§ **DATA TO USE**:
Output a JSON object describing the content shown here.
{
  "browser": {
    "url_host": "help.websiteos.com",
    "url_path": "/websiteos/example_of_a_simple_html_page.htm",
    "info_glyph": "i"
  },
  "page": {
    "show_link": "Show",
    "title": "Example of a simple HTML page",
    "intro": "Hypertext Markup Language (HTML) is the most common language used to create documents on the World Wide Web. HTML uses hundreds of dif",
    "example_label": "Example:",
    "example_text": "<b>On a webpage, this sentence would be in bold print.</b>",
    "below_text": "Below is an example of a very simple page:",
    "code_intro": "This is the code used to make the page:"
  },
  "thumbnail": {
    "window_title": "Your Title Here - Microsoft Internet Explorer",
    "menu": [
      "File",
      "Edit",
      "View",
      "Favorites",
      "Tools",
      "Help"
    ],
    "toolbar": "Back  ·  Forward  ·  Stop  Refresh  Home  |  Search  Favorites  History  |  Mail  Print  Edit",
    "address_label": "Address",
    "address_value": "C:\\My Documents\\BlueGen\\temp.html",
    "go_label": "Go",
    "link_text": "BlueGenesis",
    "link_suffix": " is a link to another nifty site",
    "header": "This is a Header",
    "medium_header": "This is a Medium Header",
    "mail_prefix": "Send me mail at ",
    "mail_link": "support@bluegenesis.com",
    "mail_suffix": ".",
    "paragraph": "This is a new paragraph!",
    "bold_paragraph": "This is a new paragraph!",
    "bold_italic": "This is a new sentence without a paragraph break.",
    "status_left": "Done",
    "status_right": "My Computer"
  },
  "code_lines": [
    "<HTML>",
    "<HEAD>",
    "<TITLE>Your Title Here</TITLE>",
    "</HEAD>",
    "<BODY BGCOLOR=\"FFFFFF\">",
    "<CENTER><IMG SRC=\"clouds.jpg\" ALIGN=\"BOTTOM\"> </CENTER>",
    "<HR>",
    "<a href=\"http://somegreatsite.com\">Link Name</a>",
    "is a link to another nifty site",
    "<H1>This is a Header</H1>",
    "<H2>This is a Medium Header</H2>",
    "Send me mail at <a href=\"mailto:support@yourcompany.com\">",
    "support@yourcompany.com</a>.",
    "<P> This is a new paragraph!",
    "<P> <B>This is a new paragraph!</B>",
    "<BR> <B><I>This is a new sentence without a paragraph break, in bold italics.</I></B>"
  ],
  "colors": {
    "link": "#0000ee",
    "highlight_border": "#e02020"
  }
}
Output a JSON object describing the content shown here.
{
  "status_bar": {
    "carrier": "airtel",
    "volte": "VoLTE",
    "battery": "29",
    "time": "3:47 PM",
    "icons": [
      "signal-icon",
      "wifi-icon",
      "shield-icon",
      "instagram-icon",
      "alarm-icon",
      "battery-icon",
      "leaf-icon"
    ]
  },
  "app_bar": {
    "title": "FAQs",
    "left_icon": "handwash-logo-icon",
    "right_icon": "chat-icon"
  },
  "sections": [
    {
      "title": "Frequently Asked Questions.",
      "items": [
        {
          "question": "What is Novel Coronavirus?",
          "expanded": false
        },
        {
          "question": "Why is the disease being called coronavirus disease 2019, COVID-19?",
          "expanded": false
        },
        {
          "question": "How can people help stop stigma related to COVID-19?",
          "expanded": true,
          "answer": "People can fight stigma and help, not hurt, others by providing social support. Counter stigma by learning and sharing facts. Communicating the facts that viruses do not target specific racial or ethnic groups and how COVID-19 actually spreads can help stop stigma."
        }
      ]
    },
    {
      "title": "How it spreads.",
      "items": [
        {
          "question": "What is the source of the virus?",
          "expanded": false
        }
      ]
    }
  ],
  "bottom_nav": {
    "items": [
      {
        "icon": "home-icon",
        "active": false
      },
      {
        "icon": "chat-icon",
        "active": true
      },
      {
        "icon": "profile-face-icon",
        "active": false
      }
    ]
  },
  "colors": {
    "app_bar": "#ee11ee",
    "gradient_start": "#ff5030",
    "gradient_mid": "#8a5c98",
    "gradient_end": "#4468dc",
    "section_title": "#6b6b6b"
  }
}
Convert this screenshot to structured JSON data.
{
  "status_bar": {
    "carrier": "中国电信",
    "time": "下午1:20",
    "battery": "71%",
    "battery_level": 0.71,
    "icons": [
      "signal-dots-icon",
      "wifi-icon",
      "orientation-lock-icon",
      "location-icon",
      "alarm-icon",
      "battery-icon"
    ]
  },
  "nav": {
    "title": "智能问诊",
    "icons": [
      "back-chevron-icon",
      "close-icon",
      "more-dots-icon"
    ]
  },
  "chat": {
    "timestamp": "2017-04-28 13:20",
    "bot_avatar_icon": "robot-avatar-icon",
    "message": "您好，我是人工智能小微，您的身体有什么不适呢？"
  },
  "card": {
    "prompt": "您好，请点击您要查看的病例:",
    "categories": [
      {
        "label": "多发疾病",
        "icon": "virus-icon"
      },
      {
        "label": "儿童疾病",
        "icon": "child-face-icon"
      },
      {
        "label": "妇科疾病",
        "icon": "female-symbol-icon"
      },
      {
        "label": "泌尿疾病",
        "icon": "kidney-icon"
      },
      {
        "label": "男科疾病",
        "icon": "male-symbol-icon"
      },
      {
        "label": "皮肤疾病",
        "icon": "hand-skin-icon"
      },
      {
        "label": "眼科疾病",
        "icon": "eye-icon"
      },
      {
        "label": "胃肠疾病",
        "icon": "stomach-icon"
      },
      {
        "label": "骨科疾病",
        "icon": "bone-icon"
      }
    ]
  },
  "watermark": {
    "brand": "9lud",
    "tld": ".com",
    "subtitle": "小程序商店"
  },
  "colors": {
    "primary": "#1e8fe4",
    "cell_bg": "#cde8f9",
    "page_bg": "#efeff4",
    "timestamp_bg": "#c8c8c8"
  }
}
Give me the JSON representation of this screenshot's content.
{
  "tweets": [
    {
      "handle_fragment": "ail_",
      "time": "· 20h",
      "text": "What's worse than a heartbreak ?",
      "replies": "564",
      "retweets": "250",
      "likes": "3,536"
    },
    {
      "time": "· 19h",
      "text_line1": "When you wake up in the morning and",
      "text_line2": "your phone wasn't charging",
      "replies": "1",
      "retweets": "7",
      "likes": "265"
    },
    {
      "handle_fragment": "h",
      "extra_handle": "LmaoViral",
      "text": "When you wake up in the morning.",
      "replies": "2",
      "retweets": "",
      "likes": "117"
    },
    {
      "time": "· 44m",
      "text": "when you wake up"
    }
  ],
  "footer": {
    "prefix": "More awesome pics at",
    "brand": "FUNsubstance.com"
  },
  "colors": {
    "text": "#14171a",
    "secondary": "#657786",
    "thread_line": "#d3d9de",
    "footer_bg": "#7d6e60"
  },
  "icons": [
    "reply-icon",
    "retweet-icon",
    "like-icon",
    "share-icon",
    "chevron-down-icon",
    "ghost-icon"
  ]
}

§ **WORK ORDER**: Output the full listing above without altering a single word.

§ **RESPONSE TO THE TASK**:
Output a JSON object describing the content shown here.
{
  "browser": {
    "url_host": "help.websiteos.com",
    "url_path": "/websiteos/example_of_a_simple_html_page.htm",
    "info_glyph": "i"
  },
  "page": {
    "show_link": "Show",
    "title": "Example of a simple HTML page",
    "intro": "Hypertext Markup Language (HTML) is the most common language used to create documents on the World Wide Web. HTML uses hundreds of dif",
    "example_label": "Example:",
    "example_text": "<b>On a webpage, this sentence would be in bold print.</b>",
    "below_text": "Below is an example of a very simple page:",
    "code_intro": "This is the code used to make the page:"
  },
  "thumbnail": {
    "window_title": "Your Title Here - Microsoft Internet Explorer",
    "menu": [
      "File",
      "Edit",
      "View",
      "Favorites",
      "Tools",
      "Help"
    ],
    "toolbar": "Back  ·  Forward  ·  Stop  Refresh  Home  |  Search  Favorites  History  |  Mail  Print  Edit",
    "address_label": "Address",
    "address_value": "C:\\My Documents\\BlueGen\\temp.html",
    "go_label": "Go",
    "link_text": "BlueGenesis",
    "link_suffix": " is a link to another nifty site",
    "header": "This is a Header",
    "medium_header": "This is a Medium Header",
    "mail_prefix": "Send me mail at ",
    "mail_link": "support@bluegenesis.com",
    "mail_suffix": ".",
    "paragraph": "This is a new paragraph!",
    "bold_paragraph": "This is a new paragraph!",
    "bold_italic": "This is a new sentence without a paragraph break.",
    "status_left": "Done",
    "status_right": "My Computer"
  },
  "code_lines": [
    "<HTML>",
    "<HEAD>",
    "<TITLE>Your Title Here</TITLE>",
    "</HEAD>",
    "<BODY BGCOLOR=\"FFFFFF\">",
    "<CENTER><IMG SRC=\"clouds.jpg\" ALIGN=\"BOTTOM\"> </CENTER>",
    "<HR>",
    "<a href=\"http://somegreatsite.com\">Link Name</a>",
    "is a link to another nifty site",
    "<H1>This is a Header</H1>",
    "<H2>This is a Medium Header</H2>",
    "Send me mail at <a href=\"mailto:support@yourcompany.com\">",
    "support@yourcompany.com</a>.",
    "<P> This is a new paragraph!",
    "<P> <B>This is a new paragraph!</B>",
    "<BR> <B><I>This is a new sentence without a paragraph break, in bold italics.</I></B>"
  ],
  "colors": {
    "link": "#0000ee",
    "highlight_border": "#e02020"
  }
}
Output a JSON object describing the content shown here.
{
  "status_bar": {
    "carrier": "airtel",
    "volte": "VoLTE",
    "battery": "29",
    "time": "3:47 PM",
    "icons": [
      "signal-icon",
      "wifi-icon",
      "shield-icon",
      "instagram-icon",
      "alarm-icon",
      "battery-icon",
      "leaf-icon"
    ]
  },
  "app_bar": {
    "title": "FAQs",
    "left_icon": "handwash-logo-icon",
    "right_icon": "chat-icon"
  },
  "sections": [
    {
      "title": "Frequently Asked Questions.",
      "items": [
        {
          "question": "What is Novel Coronavirus?",
          "expanded": false
        },
        {
          "question": "Why is the disease being called coronavirus disease 2019, COVID-19?",
          "expanded": false
        },
        {
          "question": "How can people help stop stigma related to COVID-19?",
          "expanded": true,
          "answer": "People can fight stigma and help, not hurt, others by providing social support. Counter stigma by learning and sharing facts. Communicating the facts that viruses do not target specific racial or ethnic groups and how COVID-19 actually spreads can help stop stigma."
        }
      ]
    },
    {
      "title": "How it spreads.",
      "items": [
        {
          "question": "What is the source of the virus?",
          "expanded": false
        }
      ]
    }
  ],
  "bottom_nav": {
    "items": [
      {
        "icon": "home-icon",
        "active": false
      },
      {
        "icon": "chat-icon",
        "active": true
      },
      {
        "icon": "profile-face-icon",
        "active": false
      }
    ]
  },
  "colors": {
    "app_bar": "#ee11ee",
    "gradient_start": "#ff5030",
    "gradient_mid": "#8a5c98",
    "gradient_end": "#4468dc",
    "section_title": "#6b6b6b"
  }
}
Convert this screenshot to structured JSON data.
{
  "status_bar": {
    "carrier": "中国电信",
    "time": "下午1:20",
    "battery": "71%",
    "battery_level": 0.71,
    "icons": [
      "signal-dots-icon",
      "wifi-icon",
      "orientation-lock-icon",
      "location-icon",
      "alarm-icon",
      "battery-icon"
    ]
  },
  "nav": {
    "title": "智能问诊",
    "icons": [
      "back-chevron-icon",
      "close-icon",
      "more-dots-icon"
    ]
  },
  "chat": {
    "timestamp": "2017-04-28 13:20",
    "bot_avatar_icon": "robot-avatar-icon",
    "message": "您好，我是人工智能小微，您的身体有什么不适呢？"
  },
  "card": {
    "prompt": "您好，请点击您要查看的病例:",
    "categories": [
      {
        "label": "多发疾病",
        "icon": "virus-icon"
      },
      {
        "label": "儿童疾病",
        "icon": "child-face-icon"
      },
      {
        "label": "妇科疾病",
        "icon": "female-symbol-icon"
      },
      {
        "label": "泌尿疾病",
        "icon": "kidney-icon"
      },
      {
        "label": "男科疾病",
        "icon": "male-symbol-icon"
      },
      {
        "label": "皮肤疾病",
        "icon": "hand-skin-icon"
      },
      {
        "label": "眼科疾病",
        "icon": "eye-icon"
      },
      {
        "label": "胃肠疾病",
        "icon": "stomach-icon"
      },
      {
        "label": "骨科疾病",
        "icon": "bone-icon"
      }
    ]
  },
  "watermark": {
    "brand": "9lud",
    "tld": ".com",
    "subtitle": "小程序商店"
  },
  "colors": {
    "primary": "#1e8fe4",
    "cell_bg": "#cde8f9",
    "page_bg": "#efeff4",
    "timestamp_bg": "#c8c8c8"
  }
}
Give me the JSON representation of this screenshot's content.
{
  "tweets": [
    {
      "handle_fragment": "ail_",
      "time": "· 20h",
      "text": "What's worse than a heartbreak ?",
      "replies": "564",
      "retweets": "250",
      "likes": "3,536"
    },
    {
      "time": "· 19h",
      "text_line1": "When you wake up in the morning and",
      "text_line2": "your phone wasn't charging",
      "replies": "1",
      "retweets": "7",
      "likes": "265"
    },
    {
      "handle_fragment": "h",
      "extra_handle": "LmaoViral",
      "text": "When you wake up in the morning.",
      "replies": "2",
      "retweets": "",
      "likes": "117"
    },
    {
      "time": "· 44m",
      "text": "when you wake up"
    }
  ],
  "footer": {
    "prefix": "More awesome pics at",
    "brand": "FUNsubstance.com"
  },
  "colors": {
    "text": "#14171a",
    "secondary": "#657786",
    "thread_line": "#d3d9de",
    "footer_bg": "#7d6e60"
  },
  "icons": [
    "reply-icon",
    "retweet-icon",
    "like-icon",
    "share-icon",
    "chevron-down-icon",
    "ghost-icon"
  ]
}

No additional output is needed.